[Figure contents as structured data]
=-=-=-=-=
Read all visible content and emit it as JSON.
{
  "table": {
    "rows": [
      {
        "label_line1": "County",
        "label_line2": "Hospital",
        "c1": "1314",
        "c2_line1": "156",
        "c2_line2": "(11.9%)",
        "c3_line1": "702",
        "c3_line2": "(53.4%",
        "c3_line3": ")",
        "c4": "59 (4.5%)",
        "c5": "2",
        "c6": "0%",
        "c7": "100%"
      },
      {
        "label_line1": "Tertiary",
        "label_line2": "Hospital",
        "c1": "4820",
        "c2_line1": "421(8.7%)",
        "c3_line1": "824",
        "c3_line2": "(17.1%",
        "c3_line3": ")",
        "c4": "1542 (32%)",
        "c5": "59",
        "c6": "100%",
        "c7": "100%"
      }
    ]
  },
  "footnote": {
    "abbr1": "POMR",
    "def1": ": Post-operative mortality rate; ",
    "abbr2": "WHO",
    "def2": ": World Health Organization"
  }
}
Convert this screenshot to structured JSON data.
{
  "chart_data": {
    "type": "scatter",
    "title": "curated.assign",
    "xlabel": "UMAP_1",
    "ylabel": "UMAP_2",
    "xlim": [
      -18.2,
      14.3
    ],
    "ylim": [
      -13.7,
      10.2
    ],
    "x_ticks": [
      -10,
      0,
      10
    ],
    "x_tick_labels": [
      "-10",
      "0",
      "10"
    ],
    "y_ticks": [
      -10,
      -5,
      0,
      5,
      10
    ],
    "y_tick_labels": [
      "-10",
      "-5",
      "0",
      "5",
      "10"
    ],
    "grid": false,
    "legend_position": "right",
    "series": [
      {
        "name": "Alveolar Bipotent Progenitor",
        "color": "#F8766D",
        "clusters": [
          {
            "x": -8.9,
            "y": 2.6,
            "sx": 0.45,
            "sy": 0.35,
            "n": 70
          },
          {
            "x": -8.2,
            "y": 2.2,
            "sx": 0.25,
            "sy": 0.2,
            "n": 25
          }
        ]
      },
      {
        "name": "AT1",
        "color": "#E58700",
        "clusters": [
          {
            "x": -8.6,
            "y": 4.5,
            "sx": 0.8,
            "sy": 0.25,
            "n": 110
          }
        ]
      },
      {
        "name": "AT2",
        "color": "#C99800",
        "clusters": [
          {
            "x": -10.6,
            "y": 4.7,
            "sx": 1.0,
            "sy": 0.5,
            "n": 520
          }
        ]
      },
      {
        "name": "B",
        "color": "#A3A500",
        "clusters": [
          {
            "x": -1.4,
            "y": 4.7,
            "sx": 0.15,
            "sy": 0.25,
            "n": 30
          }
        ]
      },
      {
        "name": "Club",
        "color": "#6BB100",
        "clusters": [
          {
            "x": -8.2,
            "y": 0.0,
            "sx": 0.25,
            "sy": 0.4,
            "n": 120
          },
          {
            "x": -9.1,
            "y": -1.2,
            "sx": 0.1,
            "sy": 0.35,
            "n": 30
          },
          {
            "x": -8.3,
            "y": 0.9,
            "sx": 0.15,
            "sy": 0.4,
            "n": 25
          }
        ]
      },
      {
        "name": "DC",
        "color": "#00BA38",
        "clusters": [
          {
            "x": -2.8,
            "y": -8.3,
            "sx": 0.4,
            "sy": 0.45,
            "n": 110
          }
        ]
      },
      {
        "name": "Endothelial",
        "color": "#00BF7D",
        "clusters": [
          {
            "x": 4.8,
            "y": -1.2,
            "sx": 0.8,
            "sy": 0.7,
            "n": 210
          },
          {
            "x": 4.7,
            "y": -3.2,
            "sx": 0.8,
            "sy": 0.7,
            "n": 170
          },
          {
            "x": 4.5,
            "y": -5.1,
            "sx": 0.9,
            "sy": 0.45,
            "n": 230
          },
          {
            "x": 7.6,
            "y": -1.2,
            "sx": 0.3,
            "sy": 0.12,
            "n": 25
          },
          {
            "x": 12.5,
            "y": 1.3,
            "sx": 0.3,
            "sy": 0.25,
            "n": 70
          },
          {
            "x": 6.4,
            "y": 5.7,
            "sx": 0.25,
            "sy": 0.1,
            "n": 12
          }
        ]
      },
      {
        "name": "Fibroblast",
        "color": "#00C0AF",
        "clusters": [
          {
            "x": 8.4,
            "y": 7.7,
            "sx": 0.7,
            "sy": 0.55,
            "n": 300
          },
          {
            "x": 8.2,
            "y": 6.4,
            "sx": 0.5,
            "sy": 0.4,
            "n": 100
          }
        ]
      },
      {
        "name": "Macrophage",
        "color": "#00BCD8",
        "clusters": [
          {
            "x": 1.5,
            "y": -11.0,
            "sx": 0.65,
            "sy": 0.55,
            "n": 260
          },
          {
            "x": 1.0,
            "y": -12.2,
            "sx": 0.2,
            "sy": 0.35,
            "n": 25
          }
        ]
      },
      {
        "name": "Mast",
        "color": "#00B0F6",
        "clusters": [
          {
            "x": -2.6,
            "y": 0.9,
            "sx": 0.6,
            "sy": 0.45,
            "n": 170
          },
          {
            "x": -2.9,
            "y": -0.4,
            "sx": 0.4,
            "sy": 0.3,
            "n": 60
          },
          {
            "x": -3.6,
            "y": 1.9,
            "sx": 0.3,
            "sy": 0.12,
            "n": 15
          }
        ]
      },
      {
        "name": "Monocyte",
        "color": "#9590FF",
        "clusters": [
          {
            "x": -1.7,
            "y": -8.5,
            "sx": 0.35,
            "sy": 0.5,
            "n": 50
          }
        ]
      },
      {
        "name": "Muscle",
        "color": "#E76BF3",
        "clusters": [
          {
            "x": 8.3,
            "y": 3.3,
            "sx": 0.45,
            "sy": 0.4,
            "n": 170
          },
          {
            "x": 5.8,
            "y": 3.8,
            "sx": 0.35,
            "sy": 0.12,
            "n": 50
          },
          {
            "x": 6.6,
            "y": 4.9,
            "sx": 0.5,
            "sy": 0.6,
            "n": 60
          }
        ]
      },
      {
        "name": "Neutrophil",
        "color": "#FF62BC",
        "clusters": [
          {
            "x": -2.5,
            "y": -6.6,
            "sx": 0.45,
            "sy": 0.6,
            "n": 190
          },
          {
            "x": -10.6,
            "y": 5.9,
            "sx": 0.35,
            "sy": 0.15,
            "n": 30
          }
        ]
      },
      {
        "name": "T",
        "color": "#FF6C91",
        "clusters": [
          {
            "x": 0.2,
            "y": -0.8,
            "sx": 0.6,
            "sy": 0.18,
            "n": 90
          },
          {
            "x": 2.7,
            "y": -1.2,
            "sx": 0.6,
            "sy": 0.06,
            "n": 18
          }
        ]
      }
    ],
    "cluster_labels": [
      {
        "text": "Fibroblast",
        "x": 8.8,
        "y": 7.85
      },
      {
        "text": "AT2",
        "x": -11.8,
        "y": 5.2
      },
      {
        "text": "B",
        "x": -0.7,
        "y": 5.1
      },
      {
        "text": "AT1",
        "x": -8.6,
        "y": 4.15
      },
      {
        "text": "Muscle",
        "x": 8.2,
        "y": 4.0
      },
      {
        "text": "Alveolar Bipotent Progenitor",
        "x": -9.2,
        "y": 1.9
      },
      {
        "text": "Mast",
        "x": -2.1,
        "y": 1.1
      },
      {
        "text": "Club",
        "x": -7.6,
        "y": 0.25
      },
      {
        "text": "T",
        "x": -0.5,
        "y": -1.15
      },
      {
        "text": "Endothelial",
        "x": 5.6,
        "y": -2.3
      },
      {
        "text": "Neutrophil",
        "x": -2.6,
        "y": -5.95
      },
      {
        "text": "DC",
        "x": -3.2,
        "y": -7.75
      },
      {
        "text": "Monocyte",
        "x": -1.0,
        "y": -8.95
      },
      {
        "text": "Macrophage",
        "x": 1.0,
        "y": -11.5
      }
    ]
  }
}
=-=-=-=-=
Write down every line of the data exactly as it appears above.

> [RESULT OF THIS TASK]:
Read all visible content and emit it as JSON.
{
  "table": {
    "rows": [
      {
        "label_line1": "County",
        "label_line2": "Hospital",
        "c1": "1314",
        "c2_line1": "156",
        "c2_line2": "(11.9%)",
        "c3_line1": "702",
        "c3_line2": "(53.4%",
        "c3_line3": ")",
        "c4": "59 (4.5%)",
        "c5": "2",
        "c6": "0%",
        "c7": "100%"
      },
      {
        "label_line1": "Tertiary",
        "label_line2": "Hospital",
        "c1": "4820",
        "c2_line1": "421(8.7%)",
        "c3_line1": "824",
        "c3_line2": "(17.1%",
        "c3_line3": ")",
        "c4": "1542 (32%)",
        "c5": "59",
        "c6": "100%",
        "c7": "100%"
      }
    ]
  },
  "footnote": {
    "abbr1": "POMR",
    "def1": ": Post-operative mortality rate; ",
    "abbr2": "WHO",
    "def2": ": World Health Organization"
  }
}
Convert this screenshot to structured JSON data.
{
  "chart_data": {
    "type": "scatter",
    "title": "curated.assign",
    "xlabel": "UMAP_1",
    "ylabel": "UMAP_2",
    "xlim": [
      -18.2,
      14.3
    ],
    "ylim": [
      -13.7,
      10.2
    ],
    "x_ticks": [
      -10,
      0,
      10
    ],
    "x_tick_labels": [
      "-10",
      "0",
      "10"
    ],
    "y_ticks": [
      -10,
      -5,
      0,
      5,
      10
    ],
    "y_tick_labels": [
      "-10",
      "-5",
      "0",
      "5",
      "10"
    ],
    "grid": false,
    "legend_position": "right",
    "series": [
      {
        "name": "Alveolar Bipotent Progenitor",
        "color": "#F8766D",
        "clusters": [
          {
            "x": -8.9,
            "y": 2.6,
            "sx": 0.45,
            "sy": 0.35,
            "n": 70
          },
          {
            "x": -8.2,
            "y": 2.2,
            "sx": 0.25,
            "sy": 0.2,
            "n": 25
          }
        ]
      },
      {
        "name": "AT1",
        "color": "#E58700",
        "clusters": [
          {
            "x": -8.6,
            "y": 4.5,
            "sx": 0.8,
            "sy": 0.25,
            "n": 110
          }
        ]
      },
      {
        "name": "AT2",
        "color": "#C99800",
        "clusters": [
          {
            "x": -10.6,
            "y": 4.7,
            "sx": 1.0,
            "sy": 0.5,
            "n": 520
          }
        ]
      },
      {
        "name": "B",
        "color": "#A3A500",
        "clusters": [
          {
            "x": -1.4,
            "y": 4.7,
            "sx": 0.15,
            "sy": 0.25,
            "n": 30
          }
        ]
      },
      {
        "name": "Club",
        "color": "#6BB100",
        "clusters": [
          {
            "x": -8.2,
            "y": 0.0,
            "sx": 0.25,
            "sy": 0.4,
            "n": 120
          },
          {
            "x": -9.1,
            "y": -1.2,
            "sx": 0.1,
            "sy": 0.35,
            "n": 30
          },
          {
            "x": -8.3,
            "y": 0.9,
            "sx": 0.15,
            "sy": 0.4,
            "n": 25
          }
        ]
      },
      {
        "name": "DC",
        "color": "#00BA38",
        "clusters": [
          {
            "x": -2.8,
            "y": -8.3,
            "sx": 0.4,
            "sy": 0.45,
            "n": 110
          }
        ]
      },
      {
        "name": "Endothelial",
        "color": "#00BF7D",
        "clusters": [
          {
            "x": 4.8,
            "y": -1.2,
            "sx": 0.8,
            "sy": 0.7,
            "n": 210
          },
          {
            "x": 4.7,
            "y": -3.2,
            "sx": 0.8,
            "sy": 0.7,
            "n": 170
          },
          {
            "x": 4.5,
            "y": -5.1,
            "sx": 0.9,
            "sy": 0.45,
            "n": 230
          },
          {
            "x": 7.6,
            "y": -1.2,
            "sx": 0.3,
            "sy": 0.12,
            "n": 25
          },
          {
            "x": 12.5,
            "y": 1.3,
            "sx": 0.3,
            "sy": 0.25,
            "n": 70
          },
          {
            "x": 6.4,
            "y": 5.7,
            "sx": 0.25,
            "sy": 0.1,
            "n": 12
          }
        ]
      },
      {
        "name": "Fibroblast",
        "color": "#00C0AF",
        "clusters": [
          {
            "x": 8.4,
            "y": 7.7,
            "sx": 0.7,
            "sy": 0.55,
            "n": 300
          },
          {
            "x": 8.2,
            "y": 6.4,
            "sx": 0.5,
            "sy": 0.4,
            "n": 100
          }
        ]
      },
      {
        "name": "Macrophage",
        "color": "#00BCD8",
        "clusters": [
          {
            "x": 1.5,
            "y": -11.0,
            "sx": 0.65,
            "sy": 0.55,
            "n": 260
          },
          {
            "x": 1.0,
            "y": -12.2,
            "sx": 0.2,
            "sy": 0.35,
            "n": 25
          }
        ]
      },
      {
        "name": "Mast",
        "color": "#00B0F6",
        "clusters": [
          {
            "x": -2.6,
            "y": 0.9,
            "sx": 0.6,
            "sy": 0.45,
            "n": 170
          },
          {
            "x": -2.9,
            "y": -0.4,
            "sx": 0.4,
            "sy": 0.3,
            "n": 60
          },
          {
            "x": -3.6,
            "y": 1.9,
            "sx": 0.3,
            "sy": 0.12,
            "n": 15
          }
        ]
      },
      {
        "name": "Monocyte",
        "color": "#9590FF",
        "clusters": [
          {
            "x": -1.7,
            "y": -8.5,
            "sx": 0.35,
            "sy": 0.5,
            "n": 50
          }
        ]
      },
      {
        "name": "Muscle",
        "color": "#E76BF3",
        "clusters": [
          {
            "x": 8.3,
            "y": 3.3,
            "sx": 0.45,
            "sy": 0.4,
            "n": 170
          },
          {
            "x": 5.8,
            "y": 3.8,
            "sx": 0.35,
            "sy": 0.12,
            "n": 50
          },
          {
            "x": 6.6,
            "y": 4.9,
            "sx": 0.5,
            "sy": 0.6,
            "n": 60
          }
        ]
      },
      {
        "name": "Neutrophil",
        "color": "#FF62BC",
        "clusters": [
          {
            "x": -2.5,
            "y": -6.6,
            "sx": 0.45,
            "sy": 0.6,
            "n": 190
          },
          {
            "x": -10.6,
            "y": 5.9,
            "sx": 0.35,
            "sy": 0.15,
            "n": 30
          }
        ]
      },
      {
        "name": "T",
        "color": "#FF6C91",
        "clusters": [
          {
            "x": 0.2,
            "y": -0.8,
            "sx": 0.6,
            "sy": 0.18,
            "n": 90
          },
          {
            "x": 2.7,
            "y": -1.2,
            "sx": 0.6,
            "sy": 0.06,
            "n": 18
          }
        ]
      }
    ],
    "cluster_labels": [
      {
        "text": "Fibroblast",
        "x": 8.8,
        "y": 7.85
      },
      {
        "text": "AT2",
        "x": -11.8,
        "y": 5.2
      },
      {
        "text": "B",
        "x": -0.7,
        "y": 5.1
      },
      {
        "text": "AT1",
        "x": -8.6,
        "y": 4.15
      },
      {
        "text": "Muscle",
        "x": 8.2,
        "y": 4.0
      },
      {
        "text": "Alveolar Bipotent Progenitor",
        "x": -9.2,
        "y": 1.9
      },
      {
        "text": "Mast",
        "x": -2.1,
        "y": 1.1
      },
      {
        "text": "Club",
        "x": -7.6,
        "y": 0.25
      },
      {
        "text": "T",
        "x": -0.5,
        "y": -1.15
      },
      {
        "text": "Endothelial",
        "x": 5.6,
        "y": -2.3
      },
      {
        "text": "Neutrophil",
        "x": -2.6,
        "y": -5.95
      },
      {
        "text": "DC",
        "x": -3.2,
        "y": -7.75
      },
      {
        "text": "Monocyte",
        "x": -1.0,
        "y": -8.95
      },
      {
        "text": "Macrophage",
        "x": 1.0,
        "y": -11.5
      }
    ]
  }
}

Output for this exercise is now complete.